● **STATED GOAL**: Exact repetition of every entry is required.

● **PROVIDED DATA**:
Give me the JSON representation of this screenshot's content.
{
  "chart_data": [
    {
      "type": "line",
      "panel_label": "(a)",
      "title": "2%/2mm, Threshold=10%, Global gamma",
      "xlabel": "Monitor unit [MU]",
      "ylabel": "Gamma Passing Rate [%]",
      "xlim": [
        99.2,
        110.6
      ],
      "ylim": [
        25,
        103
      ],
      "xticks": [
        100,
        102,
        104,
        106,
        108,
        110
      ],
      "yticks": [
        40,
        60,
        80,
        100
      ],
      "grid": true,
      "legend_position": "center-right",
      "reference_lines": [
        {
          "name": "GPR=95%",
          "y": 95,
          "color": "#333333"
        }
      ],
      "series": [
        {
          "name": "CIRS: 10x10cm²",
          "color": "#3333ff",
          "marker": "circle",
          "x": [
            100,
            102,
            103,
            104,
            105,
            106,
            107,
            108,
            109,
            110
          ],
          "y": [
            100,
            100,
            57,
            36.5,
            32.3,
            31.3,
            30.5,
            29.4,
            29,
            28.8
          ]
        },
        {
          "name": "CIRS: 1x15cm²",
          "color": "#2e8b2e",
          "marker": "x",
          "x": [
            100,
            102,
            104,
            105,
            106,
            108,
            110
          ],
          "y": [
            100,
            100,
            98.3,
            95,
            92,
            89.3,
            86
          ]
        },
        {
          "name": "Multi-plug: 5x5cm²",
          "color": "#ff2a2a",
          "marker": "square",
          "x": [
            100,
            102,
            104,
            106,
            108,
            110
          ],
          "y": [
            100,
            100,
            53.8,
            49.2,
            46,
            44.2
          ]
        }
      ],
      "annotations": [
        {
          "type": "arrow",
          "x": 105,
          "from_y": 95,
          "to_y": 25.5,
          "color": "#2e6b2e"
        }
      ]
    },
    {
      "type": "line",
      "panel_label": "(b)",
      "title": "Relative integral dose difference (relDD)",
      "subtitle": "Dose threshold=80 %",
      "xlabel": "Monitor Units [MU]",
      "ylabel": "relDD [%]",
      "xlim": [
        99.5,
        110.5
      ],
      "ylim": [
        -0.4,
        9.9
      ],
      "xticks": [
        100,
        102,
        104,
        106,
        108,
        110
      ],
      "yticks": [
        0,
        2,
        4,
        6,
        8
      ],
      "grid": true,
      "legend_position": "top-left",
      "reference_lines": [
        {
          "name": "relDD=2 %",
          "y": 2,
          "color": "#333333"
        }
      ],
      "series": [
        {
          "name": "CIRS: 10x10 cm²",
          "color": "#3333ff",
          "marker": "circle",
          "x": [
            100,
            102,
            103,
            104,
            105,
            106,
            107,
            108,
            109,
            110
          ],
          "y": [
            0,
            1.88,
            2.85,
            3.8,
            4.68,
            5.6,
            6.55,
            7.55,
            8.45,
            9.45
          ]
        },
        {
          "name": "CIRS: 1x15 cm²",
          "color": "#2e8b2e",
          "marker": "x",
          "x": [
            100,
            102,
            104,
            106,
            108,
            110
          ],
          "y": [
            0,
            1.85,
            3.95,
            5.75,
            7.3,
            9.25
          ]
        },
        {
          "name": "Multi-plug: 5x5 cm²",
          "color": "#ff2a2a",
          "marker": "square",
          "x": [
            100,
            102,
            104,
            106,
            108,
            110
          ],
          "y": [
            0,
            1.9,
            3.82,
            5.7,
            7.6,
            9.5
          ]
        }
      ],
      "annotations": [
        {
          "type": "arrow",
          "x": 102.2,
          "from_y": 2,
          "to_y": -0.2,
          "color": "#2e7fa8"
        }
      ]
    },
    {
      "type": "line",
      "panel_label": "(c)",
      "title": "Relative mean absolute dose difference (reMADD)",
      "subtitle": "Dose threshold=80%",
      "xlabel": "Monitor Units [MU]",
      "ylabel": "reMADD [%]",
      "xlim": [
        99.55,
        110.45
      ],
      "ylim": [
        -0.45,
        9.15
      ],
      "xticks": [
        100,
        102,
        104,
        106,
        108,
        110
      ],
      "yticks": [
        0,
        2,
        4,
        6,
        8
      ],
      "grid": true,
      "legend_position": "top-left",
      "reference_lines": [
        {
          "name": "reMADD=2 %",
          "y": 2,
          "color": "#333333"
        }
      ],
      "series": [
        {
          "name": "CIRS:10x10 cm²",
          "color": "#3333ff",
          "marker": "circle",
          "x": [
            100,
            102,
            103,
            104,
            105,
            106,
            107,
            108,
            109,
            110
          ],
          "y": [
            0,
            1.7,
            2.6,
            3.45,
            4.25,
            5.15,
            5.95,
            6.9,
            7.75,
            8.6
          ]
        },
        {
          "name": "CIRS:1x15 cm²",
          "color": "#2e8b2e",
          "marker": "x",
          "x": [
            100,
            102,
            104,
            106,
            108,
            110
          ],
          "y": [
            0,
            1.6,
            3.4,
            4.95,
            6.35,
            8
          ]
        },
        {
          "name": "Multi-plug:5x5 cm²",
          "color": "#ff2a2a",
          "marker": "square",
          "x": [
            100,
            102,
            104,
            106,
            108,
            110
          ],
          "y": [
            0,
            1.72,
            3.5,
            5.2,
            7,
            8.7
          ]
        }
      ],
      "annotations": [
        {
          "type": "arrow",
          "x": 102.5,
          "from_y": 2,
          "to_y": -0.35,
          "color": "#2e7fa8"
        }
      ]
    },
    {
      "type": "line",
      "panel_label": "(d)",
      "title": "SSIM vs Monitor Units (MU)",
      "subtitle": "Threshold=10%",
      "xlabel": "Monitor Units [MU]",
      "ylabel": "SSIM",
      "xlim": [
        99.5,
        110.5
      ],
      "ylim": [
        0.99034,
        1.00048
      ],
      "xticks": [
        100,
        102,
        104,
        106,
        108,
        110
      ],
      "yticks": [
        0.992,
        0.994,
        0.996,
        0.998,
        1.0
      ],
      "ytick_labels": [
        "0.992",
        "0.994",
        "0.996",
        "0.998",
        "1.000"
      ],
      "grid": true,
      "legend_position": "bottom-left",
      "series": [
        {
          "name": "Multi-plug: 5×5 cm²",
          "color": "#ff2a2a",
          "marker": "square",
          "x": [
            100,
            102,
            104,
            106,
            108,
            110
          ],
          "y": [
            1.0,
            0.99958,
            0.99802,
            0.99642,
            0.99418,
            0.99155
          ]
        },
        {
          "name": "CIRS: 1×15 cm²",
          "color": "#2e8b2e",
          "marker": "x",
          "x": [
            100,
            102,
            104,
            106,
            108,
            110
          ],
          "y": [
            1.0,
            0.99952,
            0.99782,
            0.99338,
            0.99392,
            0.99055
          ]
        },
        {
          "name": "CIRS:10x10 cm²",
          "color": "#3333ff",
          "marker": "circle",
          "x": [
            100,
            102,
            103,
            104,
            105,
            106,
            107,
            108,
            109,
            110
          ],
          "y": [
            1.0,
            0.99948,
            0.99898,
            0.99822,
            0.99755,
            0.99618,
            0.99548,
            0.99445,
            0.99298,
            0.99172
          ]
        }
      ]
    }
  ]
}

● **EXERCISE SOLUTION**:
Give me the JSON representation of this screenshot's content.
{
  "chart_data": [
    {
      "type": "line",
      "panel_label": "(a)",
      "title": "2%/2mm, Threshold=10%, Global gamma",
      "xlabel": "Monitor unit [MU]",
      "ylabel": "Gamma Passing Rate [%]",
      "xlim": [
        99.2,
        110.6
      ],
      "ylim": [
        25,
        103
      ],
      "xticks": [
        100,
        102,
        104,
        106,
        108,
        110
      ],
      "yticks": [
        40,
        60,
        80,
        100
      ],
      "grid": true,
      "legend_position": "center-right",
      "reference_lines": [
        {
          "name": "GPR=95%",
          "y": 95,
          "color": "#333333"
        }
      ],
      "series": [
        {
          "name": "CIRS: 10x10cm²",
          "color": "#3333ff",
          "marker": "circle",
          "x": [
            100,
            102,
            103,
            104,
            105,
            106,
            107,
            108,
            109,
            110
          ],
          "y": [
            100,
            100,
            57,
            36.5,
            32.3,
            31.3,
            30.5,
            29.4,
            29,
            28.8
          ]
        },
        {
          "name": "CIRS: 1x15cm²",
          "color": "#2e8b2e",
          "marker": "x",
          "x": [
            100,
            102,
            104,
            105,
            106,
            108,
            110
          ],
          "y": [
            100,
            100,
            98.3,
            95,
            92,
            89.3,
            86
          ]
        },
        {
          "name": "Multi-plug: 5x5cm²",
          "color": "#ff2a2a",
          "marker": "square",
          "x": [
            100,
            102,
            104,
            106,
            108,
            110
          ],
          "y": [
            100,
            100,
            53.8,
            49.2,
            46,
            44.2
          ]
        }
      ],
      "annotations": [
        {
          "type": "arrow",
          "x": 105,
          "from_y": 95,
          "to_y": 25.5,
          "color": "#2e6b2e"
        }
      ]
    },
    {
      "type": "line",
      "panel_label": "(b)",
      "title": "Relative integral dose difference (relDD)",
      "subtitle": "Dose threshold=80 %",
      "xlabel": "Monitor Units [MU]",
      "ylabel": "relDD [%]",
      "xlim": [
        99.5,
        110.5
      ],
      "ylim": [
        -0.4,
        9.9
      ],
      "xticks": [
        100,
        102,
        104,
        106,
        108,
        110
      ],
      "yticks": [
        0,
        2,
        4,
        6,
        8
      ],
      "grid": true,
      "legend_position": "top-left",
      "reference_lines": [
        {
          "name": "relDD=2 %",
          "y": 2,
          "color": "#333333"
        }
      ],
      "series": [
        {
          "name": "CIRS: 10x10 cm²",
          "color": "#3333ff",
          "marker": "circle",
          "x": [
            100,
            102,
            103,
            104,
            105,
            106,
            107,
            108,
            109,
            110
          ],
          "y": [
            0,
            1.88,
            2.85,
            3.8,
            4.68,
            5.6,
            6.55,
            7.55,
            8.45,
            9.45
          ]
        },
        {
          "name": "CIRS: 1x15 cm²",
          "color": "#2e8b2e",
          "marker": "x",
          "x": [
            100,
            102,
            104,
            106,
            108,
            110
          ],
          "y": [
            0,
            1.85,
            3.95,
            5.75,
            7.3,
            9.25
          ]
        },
        {
          "name": "Multi-plug: 5x5 cm²",
          "color": "#ff2a2a",
          "marker": "square",
          "x": [
            100,
            102,
            104,
            106,
            108,
            110
          ],
          "y": [
            0,
            1.9,
            3.82,
            5.7,
            7.6,
            9.5
          ]
        }
      ],
      "annotations": [
        {
          "type": "arrow",
          "x": 102.2,
          "from_y": 2,
          "to_y": -0.2,
          "color": "#2e7fa8"
        }
      ]
    },
    {
      "type": "line",
      "panel_label": "(c)",
      "title": "Relative mean absolute dose difference (reMADD)",
      "subtitle": "Dose threshold=80%",
      "xlabel": "Monitor Units [MU]",
      "ylabel": "reMADD [%]",
      "xlim": [
        99.55,
        110.45
      ],
      "ylim": [
        -0.45,
        9.15
      ],
      "xticks": [
        100,
        102,
        104,
        106,
        108,
        110
      ],
      "yticks": [
        0,
        2,
        4,
        6,
        8
      ],
      "grid": true,
      "legend_position": "top-left",
      "reference_lines": [
        {
          "name": "reMADD=2 %",
          "y": 2,
          "color": "#333333"
        }
      ],
      "series": [
        {
          "name": "CIRS:10x10 cm²",
          "color": "#3333ff",
          "marker": "circle",
          "x": [
            100,
            102,
            103,
            104,
            105,
            106,
            107,
            108,
            109,
            110
          ],
          "y": [
            0,
            1.7,
            2.6,
            3.45,
            4.25,
            5.15,
            5.95,
            6.9,
            7.75,
            8.6
          ]
        },
        {
          "name": "CIRS:1x15 cm²",
          "color": "#2e8b2e",
          "marker": "x",
          "x": [
            100,
            102,
            104,
            106,
            108,
            110
          ],
          "y": [
            0,
            1.6,
            3.4,
            4.95,
            6.35,
            8
          ]
        },
        {
          "name": "Multi-plug:5x5 cm²",
          "color": "#ff2a2a",
          "marker": "square",
          "x": [
            100,
            102,
            104,
            106,
            108,
            110
          ],
          "y": [
            0,
            1.72,
            3.5,
            5.2,
            7,
            8.7
          ]
        }
      ],
      "annotations": [
        {
          "type": "arrow",
          "x": 102.5,
          "from_y": 2,
          "to_y": -0.35,
          "color": "#2e7fa8"
        }
      ]
    },
    {
      "type": "line",
      "panel_label": "(d)",
      "title": "SSIM vs Monitor Units (MU)",
      "subtitle": "Threshold=10%",
      "xlabel": "Monitor Units [MU]",
      "ylabel": "SSIM",
      "xlim": [
        99.5,
        110.5
      ],
      "ylim": [
        0.99034,
        1.00048
      ],
      "xticks": [
        100,
        102,
        104,
        106,
        108,
        110
      ],
      "yticks": [
        0.992,
        0.994,
        0.996,
        0.998,
        1.0
      ],
      "ytick_labels": [
        "0.992",
        "0.994",
        "0.996",
        "0.998",
        "1.000"
      ],
      "grid": true,
      "legend_position": "bottom-left",
      "series": [
        {
          "name": "Multi-plug: 5×5 cm²",
          "color": "#ff2a2a",
          "marker": "square",
          "x": [
            100,
            102,
            104,
            106,
            108,
            110
          ],
          "y": [
            1.0,
            0.99958,
            0.99802,
            0.99642,
            0.99418,
            0.99155
          ]
        },
        {
          "name": "CIRS: 1×15 cm²",
          "color": "#2e8b2e",
          "marker": "x",
          "x": [
            100,
            102,
            104,
            106,
            108,
            110
          ],
          "y": [
            1.0,
            0.99952,
            0.99782,
            0.99338,
            0.99392,
            0.99055
          ]
        },
        {
          "name": "CIRS:10x10 cm²",
          "color": "#3333ff",
          "marker": "circle",
          "x": [
            100,
            102,
            103,
            104,
            105,
            106,
            107,
            108,
            109,
            110
          ],
          "y": [
            1.0,
            0.99948,
            0.99898,
            0.99822,
            0.99755,
            0.99618,
            0.99548,
            0.99445,
            0.99298,
            0.99172
          ]
        }
      ]
    }
  ]
}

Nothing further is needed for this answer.